SUPPLIED MATERIAL ->
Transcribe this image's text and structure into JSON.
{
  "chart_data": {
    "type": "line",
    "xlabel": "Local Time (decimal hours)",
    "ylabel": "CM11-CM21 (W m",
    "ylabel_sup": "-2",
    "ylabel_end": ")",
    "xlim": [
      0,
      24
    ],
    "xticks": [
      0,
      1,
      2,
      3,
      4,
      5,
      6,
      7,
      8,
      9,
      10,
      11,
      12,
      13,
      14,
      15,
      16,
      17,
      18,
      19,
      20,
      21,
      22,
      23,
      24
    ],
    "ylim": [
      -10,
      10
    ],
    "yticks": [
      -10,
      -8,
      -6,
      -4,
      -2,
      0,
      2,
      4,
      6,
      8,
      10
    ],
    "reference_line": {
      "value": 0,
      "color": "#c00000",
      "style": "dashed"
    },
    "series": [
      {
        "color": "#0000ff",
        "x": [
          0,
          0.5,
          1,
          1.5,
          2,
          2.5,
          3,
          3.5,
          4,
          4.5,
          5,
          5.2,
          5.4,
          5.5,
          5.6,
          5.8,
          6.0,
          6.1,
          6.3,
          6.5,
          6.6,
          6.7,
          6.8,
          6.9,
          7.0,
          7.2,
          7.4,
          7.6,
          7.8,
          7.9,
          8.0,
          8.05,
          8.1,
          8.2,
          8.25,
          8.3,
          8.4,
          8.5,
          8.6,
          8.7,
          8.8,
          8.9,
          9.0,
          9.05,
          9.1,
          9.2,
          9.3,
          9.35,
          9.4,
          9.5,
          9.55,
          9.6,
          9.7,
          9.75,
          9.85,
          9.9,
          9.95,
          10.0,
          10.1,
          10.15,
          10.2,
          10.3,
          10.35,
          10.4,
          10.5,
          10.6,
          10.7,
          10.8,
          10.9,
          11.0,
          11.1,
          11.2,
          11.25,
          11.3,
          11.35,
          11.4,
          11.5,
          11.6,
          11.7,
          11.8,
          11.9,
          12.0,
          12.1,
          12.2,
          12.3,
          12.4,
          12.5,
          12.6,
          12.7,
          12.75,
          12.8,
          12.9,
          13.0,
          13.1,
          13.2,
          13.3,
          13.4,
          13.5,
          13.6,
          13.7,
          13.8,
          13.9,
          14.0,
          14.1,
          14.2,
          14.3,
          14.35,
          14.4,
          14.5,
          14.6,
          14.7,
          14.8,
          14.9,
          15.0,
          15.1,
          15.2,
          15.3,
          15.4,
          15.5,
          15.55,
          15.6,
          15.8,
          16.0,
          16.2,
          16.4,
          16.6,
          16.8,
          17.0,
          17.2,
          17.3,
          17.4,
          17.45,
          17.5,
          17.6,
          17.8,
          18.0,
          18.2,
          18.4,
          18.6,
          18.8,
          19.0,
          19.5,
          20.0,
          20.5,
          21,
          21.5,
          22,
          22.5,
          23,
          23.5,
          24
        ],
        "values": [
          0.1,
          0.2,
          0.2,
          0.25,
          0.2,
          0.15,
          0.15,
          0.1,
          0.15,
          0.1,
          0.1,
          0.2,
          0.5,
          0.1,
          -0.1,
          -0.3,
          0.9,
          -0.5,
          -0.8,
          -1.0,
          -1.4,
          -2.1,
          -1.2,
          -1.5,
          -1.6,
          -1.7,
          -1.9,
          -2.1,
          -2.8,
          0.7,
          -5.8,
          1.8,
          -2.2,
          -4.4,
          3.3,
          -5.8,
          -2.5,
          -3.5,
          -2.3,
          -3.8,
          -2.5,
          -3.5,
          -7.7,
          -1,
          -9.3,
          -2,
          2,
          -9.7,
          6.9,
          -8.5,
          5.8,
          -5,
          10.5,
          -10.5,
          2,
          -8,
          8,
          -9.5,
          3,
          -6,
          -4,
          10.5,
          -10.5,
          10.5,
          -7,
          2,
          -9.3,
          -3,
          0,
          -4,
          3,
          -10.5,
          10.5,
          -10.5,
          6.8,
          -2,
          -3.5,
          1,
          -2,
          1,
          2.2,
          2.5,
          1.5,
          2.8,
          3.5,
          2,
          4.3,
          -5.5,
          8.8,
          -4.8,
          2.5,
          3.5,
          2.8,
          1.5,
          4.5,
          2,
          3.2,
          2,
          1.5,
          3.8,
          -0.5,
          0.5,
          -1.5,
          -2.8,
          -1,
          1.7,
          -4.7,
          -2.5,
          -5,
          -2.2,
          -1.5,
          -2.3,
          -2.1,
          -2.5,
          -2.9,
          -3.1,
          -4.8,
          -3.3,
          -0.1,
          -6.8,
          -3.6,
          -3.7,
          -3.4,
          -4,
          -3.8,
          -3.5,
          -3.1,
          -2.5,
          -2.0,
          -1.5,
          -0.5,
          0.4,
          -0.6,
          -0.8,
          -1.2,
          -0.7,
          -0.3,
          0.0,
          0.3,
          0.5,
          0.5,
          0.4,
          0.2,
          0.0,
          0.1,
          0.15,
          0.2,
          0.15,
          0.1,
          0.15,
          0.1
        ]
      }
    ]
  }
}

PROBLEM REQUIREMENTS ->
Please quote the records above exactly, without skipping a line.

TASK OUTPUT ->
Transcribe this image's text and structure into JSON.
{
  "chart_data": {
    "type": "line",
    "xlabel": "Local Time (decimal hours)",
    "ylabel": "CM11-CM21 (W m",
    "ylabel_sup": "-2",
    "ylabel_end": ")",
    "xlim": [
      0,
      24
    ],
    "xticks": [
      0,
      1,
      2,
      3,
      4,
      5,
      6,
      7,
      8,
      9,
      10,
      11,
      12,
      13,
      14,
      15,
      16,
      17,
      18,
      19,
      20,
      21,
      22,
      23,
      24
    ],
    "ylim": [
      -10,
      10
    ],
    "yticks": [
      -10,
      -8,
      -6,
      -4,
      -2,
      0,
      2,
      4,
      6,
      8,
      10
    ],
    "reference_line": {
      "value": 0,
      "color": "#c00000",
      "style": "dashed"
    },
    "series": [
      {
        "color": "#0000ff",
        "x": [
          0,
          0.5,
          1,
          1.5,
          2,
          2.5,
          3,
          3.5,
          4,
          4.5,
          5,
          5.2,
          5.4,
          5.5,
          5.6,
          5.8,
          6.0,
          6.1,
          6.3,
          6.5,
          6.6,
          6.7,
          6.8,
          6.9,
          7.0,
          7.2,
          7.4,
          7.6,
          7.8,
          7.9,
          8.0,
          8.05,
          8.1,
          8.2,
          8.25,
          8.3,
          8.4,
          8.5,
          8.6,
          8.7,
          8.8,
          8.9,
          9.0,
          9.05,
          9.1,
          9.2,
          9.3,
          9.35,
          9.4,
          9.5,
          9.55,
          9.6,
          9.7,
          9.75,
          9.85,
          9.9,
          9.95,
          10.0,
          10.1,
          10.15,
          10.2,
          10.3,
          10.35,
          10.4,
          10.5,
          10.6,
          10.7,
          10.8,
          10.9,
          11.0,
          11.1,
          11.2,
          11.25,
          11.3,
          11.35,
          11.4,
          11.5,
          11.6,
          11.7,
          11.8,
          11.9,
          12.0,
          12.1,
          12.2,
          12.3,
          12.4,
          12.5,
          12.6,
          12.7,
          12.75,
          12.8,
          12.9,
          13.0,
          13.1,
          13.2,
          13.3,
          13.4,
          13.5,
          13.6,
          13.7,
          13.8,
          13.9,
          14.0,
          14.1,
          14.2,
          14.3,
          14.35,
          14.4,
          14.5,
          14.6,
          14.7,
          14.8,
          14.9,
          15.0,
          15.1,
          15.2,
          15.3,
          15.4,
          15.5,
          15.55,
          15.6,
          15.8,
          16.0,
          16.2,
          16.4,
          16.6,
          16.8,
          17.0,
          17.2,
          17.3,
          17.4,
          17.45,
          17.5,
          17.6,
          17.8,
          18.0,
          18.2,
          18.4,
          18.6,
          18.8,
          19.0,
          19.5,
          20.0,
          20.5,
          21,
          21.5,
          22,
          22.5,
          23,
          23.5,
          24
        ],
        "values": [
          0.1,
          0.2,
          0.2,
          0.25,
          0.2,
          0.15,
          0.15,
          0.1,
          0.15,
          0.1,
          0.1,
          0.2,
          0.5,
          0.1,
          -0.1,
          -0.3,
          0.9,
          -0.5,
          -0.8,
          -1.0,
          -1.4,
          -2.1,
          -1.2,
          -1.5,
          -1.6,
          -1.7,
          -1.9,
          -2.1,
          -2.8,
          0.7,
          -5.8,
          1.8,
          -2.2,
          -4.4,
          3.3,
          -5.8,
          -2.5,
          -3.5,
          -2.3,
          -3.8,
          -2.5,
          -3.5,
          -7.7,
          -1,
          -9.3,
          -2,
          2,
          -9.7,
          6.9,
          -8.5,
          5.8,
          -5,
          10.5,
          -10.5,
          2,
          -8,
          8,
          -9.5,
          3,
          -6,
          -4,
          10.5,
          -10.5,
          10.5,
          -7,
          2,
          -9.3,
          -3,
          0,
          -4,
          3,
          -10.5,
          10.5,
          -10.5,
          6.8,
          -2,
          -3.5,
          1,
          -2,
          1,
          2.2,
          2.5,
          1.5,
          2.8,
          3.5,
          2,
          4.3,
          -5.5,
          8.8,
          -4.8,
          2.5,
          3.5,
          2.8,
          1.5,
          4.5,
          2,
          3.2,
          2,
          1.5,
          3.8,
          -0.5,
          0.5,
          -1.5,
          -2.8,
          -1,
          1.7,
          -4.7,
          -2.5,
          -5,
          -2.2,
          -1.5,
          -2.3,
          -2.1,
          -2.5,
          -2.9,
          -3.1,
          -4.8,
          -3.3,
          -0.1,
          -6.8,
          -3.6,
          -3.7,
          -3.4,
          -4,
          -3.8,
          -3.5,
          -3.1,
          -2.5,
          -2.0,
          -1.5,
          -0.5,
          0.4,
          -0.6,
          -0.8,
          -1.2,
          -0.7,
          -0.3,
          0.0,
          0.3,
          0.5,
          0.5,
          0.4,
          0.2,
          0.0,
          0.1,
          0.15,
          0.2,
          0.15,
          0.1,
          0.15,
          0.1
        ]
      }
    ]
  }
}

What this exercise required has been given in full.